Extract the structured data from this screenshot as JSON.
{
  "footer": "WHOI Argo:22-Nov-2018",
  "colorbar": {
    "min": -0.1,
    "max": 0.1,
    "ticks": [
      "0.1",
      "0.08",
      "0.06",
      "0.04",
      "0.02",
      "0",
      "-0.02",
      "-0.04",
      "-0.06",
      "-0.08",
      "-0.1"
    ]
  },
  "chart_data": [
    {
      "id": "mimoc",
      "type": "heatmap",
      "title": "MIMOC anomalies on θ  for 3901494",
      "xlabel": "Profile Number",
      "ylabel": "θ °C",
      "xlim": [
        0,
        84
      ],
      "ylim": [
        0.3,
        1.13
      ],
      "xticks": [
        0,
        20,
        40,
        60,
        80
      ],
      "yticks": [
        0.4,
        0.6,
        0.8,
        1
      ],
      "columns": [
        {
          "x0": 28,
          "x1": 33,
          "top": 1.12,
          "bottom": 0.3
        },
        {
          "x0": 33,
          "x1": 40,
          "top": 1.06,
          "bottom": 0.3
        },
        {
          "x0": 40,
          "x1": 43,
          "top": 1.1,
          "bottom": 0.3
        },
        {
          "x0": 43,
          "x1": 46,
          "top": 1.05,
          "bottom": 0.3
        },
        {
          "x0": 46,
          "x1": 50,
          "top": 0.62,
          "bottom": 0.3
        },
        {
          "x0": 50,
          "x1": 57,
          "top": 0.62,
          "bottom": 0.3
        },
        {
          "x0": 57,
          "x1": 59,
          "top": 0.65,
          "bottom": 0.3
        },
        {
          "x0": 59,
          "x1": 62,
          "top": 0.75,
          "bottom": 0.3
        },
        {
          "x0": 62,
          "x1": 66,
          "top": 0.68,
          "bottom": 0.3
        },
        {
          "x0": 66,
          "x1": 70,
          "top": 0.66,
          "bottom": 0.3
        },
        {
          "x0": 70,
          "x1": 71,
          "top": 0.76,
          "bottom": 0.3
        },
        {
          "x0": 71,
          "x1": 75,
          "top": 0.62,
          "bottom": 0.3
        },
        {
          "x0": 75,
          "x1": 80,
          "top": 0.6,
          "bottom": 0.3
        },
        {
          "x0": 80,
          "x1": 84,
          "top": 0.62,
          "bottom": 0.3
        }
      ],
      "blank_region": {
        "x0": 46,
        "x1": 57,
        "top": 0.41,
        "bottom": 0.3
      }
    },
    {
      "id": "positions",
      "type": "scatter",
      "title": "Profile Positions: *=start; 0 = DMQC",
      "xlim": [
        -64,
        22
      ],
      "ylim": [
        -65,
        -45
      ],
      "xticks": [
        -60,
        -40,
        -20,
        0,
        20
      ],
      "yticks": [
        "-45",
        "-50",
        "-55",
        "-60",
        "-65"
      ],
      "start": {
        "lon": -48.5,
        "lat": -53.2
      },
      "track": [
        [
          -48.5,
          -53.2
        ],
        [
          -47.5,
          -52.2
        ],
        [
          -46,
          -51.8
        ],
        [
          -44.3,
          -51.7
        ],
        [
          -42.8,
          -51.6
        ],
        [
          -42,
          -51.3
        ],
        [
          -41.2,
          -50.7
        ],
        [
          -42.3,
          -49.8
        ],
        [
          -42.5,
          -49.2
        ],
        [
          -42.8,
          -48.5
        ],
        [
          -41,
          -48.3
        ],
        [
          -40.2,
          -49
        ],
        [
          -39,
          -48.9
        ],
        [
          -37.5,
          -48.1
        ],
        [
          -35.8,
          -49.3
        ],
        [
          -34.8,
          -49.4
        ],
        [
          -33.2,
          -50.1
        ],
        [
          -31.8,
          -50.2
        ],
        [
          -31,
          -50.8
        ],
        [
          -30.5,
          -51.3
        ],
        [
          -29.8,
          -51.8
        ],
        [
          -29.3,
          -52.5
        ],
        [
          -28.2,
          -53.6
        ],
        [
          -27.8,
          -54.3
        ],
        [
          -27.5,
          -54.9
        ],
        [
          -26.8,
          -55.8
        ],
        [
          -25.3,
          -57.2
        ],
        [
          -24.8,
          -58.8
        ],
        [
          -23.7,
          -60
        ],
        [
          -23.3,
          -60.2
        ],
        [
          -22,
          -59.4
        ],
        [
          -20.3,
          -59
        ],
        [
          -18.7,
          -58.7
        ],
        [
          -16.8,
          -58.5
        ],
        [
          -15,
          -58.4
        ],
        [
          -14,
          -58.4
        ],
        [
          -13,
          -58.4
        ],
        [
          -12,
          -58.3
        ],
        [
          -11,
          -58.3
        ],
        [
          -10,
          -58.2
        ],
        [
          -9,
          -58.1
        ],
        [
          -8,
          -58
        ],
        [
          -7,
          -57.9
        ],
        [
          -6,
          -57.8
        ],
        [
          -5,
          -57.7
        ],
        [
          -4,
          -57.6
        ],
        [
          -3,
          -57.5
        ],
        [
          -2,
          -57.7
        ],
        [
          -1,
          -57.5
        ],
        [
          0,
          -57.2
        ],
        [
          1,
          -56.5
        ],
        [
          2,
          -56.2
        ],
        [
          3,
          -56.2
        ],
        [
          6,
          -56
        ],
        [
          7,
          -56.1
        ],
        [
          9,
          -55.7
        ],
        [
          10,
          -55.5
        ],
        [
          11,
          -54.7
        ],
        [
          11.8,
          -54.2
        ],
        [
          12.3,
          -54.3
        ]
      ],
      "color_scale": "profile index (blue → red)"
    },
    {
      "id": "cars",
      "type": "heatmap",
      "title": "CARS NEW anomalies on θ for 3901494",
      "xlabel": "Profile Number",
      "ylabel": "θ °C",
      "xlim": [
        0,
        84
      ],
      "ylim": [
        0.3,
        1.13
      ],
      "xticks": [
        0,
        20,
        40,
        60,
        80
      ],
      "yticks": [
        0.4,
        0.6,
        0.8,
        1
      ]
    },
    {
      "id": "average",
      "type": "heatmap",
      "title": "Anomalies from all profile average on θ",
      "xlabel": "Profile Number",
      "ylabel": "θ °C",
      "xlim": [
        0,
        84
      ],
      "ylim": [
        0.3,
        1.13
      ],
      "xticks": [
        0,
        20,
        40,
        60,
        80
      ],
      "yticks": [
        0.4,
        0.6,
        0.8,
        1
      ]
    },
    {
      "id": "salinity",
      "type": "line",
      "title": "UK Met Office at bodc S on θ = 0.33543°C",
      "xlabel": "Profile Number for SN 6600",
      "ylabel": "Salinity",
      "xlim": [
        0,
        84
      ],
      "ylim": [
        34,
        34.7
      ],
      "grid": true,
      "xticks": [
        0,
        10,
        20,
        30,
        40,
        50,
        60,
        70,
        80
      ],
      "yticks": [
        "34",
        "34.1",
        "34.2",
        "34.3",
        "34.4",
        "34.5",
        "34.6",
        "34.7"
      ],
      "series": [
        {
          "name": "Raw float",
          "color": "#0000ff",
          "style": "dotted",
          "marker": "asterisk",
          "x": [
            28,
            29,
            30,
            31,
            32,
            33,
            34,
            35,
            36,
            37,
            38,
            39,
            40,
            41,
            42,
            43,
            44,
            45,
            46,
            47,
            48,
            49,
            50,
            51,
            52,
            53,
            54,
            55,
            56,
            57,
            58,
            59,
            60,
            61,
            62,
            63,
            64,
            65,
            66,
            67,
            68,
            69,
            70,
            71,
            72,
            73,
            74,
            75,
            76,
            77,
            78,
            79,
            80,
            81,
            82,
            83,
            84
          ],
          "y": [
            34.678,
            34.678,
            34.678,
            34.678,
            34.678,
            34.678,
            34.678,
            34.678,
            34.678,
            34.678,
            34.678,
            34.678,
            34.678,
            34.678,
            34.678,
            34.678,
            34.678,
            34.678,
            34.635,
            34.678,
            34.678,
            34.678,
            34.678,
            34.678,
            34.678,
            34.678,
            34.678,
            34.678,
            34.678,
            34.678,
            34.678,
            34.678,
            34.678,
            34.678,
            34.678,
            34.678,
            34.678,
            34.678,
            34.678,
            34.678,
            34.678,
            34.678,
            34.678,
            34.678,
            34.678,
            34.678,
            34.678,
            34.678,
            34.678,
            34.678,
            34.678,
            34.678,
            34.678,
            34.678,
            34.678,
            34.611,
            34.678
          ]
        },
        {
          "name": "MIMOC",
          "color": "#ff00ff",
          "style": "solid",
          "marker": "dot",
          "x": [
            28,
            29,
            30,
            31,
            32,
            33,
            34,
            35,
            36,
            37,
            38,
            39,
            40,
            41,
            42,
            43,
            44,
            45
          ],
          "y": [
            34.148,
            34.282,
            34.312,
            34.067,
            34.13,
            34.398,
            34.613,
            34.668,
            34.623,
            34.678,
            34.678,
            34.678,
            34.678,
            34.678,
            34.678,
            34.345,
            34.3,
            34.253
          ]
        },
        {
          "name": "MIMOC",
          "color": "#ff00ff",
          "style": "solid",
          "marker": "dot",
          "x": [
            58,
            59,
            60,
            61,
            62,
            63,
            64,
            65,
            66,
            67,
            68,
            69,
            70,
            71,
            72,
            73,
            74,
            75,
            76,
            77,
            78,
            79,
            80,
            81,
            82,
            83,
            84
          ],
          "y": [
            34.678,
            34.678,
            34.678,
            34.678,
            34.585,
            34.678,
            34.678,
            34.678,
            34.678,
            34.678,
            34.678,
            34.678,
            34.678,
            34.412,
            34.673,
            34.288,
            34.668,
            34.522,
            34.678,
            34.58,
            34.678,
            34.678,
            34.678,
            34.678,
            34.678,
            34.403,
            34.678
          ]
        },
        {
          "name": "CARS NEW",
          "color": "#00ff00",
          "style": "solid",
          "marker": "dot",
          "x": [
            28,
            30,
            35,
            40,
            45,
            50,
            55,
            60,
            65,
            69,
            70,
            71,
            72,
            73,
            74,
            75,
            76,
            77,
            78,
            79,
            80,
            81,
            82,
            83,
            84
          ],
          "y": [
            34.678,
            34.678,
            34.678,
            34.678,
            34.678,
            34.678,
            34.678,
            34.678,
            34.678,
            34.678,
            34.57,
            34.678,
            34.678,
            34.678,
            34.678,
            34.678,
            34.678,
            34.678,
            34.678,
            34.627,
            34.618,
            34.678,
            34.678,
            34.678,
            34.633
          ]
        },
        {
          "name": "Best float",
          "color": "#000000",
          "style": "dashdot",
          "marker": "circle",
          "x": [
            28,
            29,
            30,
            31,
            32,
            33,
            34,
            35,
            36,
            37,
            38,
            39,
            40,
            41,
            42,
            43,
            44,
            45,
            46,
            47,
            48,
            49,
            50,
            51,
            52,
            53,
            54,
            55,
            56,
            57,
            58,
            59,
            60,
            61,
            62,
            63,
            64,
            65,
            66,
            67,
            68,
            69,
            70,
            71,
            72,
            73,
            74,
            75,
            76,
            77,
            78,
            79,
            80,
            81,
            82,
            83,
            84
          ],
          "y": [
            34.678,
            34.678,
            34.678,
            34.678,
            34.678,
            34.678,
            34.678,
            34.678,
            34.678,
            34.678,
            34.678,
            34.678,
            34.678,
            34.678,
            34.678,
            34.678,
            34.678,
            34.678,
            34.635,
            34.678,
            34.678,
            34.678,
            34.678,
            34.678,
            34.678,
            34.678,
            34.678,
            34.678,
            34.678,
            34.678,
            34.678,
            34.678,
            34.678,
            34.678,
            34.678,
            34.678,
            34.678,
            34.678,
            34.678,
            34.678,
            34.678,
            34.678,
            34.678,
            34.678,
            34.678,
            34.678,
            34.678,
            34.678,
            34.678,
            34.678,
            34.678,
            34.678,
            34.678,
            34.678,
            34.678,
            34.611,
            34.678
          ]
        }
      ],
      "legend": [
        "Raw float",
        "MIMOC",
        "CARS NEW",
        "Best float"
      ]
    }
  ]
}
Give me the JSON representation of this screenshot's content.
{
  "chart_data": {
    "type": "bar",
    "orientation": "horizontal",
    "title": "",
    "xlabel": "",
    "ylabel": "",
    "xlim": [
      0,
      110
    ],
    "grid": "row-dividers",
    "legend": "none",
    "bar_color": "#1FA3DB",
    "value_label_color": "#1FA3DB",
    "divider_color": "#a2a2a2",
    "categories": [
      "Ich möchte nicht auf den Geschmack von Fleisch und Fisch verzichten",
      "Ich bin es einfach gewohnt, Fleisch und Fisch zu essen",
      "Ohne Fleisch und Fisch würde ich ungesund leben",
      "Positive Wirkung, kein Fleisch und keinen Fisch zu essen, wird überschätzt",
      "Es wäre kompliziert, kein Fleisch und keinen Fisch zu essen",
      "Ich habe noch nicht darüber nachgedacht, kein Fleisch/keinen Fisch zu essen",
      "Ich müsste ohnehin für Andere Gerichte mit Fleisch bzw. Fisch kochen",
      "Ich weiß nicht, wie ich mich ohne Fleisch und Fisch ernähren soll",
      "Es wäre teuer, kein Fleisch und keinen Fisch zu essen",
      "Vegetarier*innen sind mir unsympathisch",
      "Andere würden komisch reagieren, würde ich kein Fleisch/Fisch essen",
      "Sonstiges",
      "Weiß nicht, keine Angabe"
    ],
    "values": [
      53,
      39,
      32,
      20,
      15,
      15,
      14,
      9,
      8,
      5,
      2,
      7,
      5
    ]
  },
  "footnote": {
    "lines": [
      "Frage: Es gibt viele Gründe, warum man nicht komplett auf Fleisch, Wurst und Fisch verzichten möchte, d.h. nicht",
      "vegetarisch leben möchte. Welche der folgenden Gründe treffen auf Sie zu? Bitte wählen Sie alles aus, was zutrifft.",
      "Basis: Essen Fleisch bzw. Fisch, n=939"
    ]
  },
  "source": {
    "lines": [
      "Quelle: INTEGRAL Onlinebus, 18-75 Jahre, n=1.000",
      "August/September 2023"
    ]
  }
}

**Objective**.
Out of the records, collect only those lines that contain the string "start".

**Solved exercise**.
      "title": "Profile Positions: *=start; 0 = DMQC",
      "start": {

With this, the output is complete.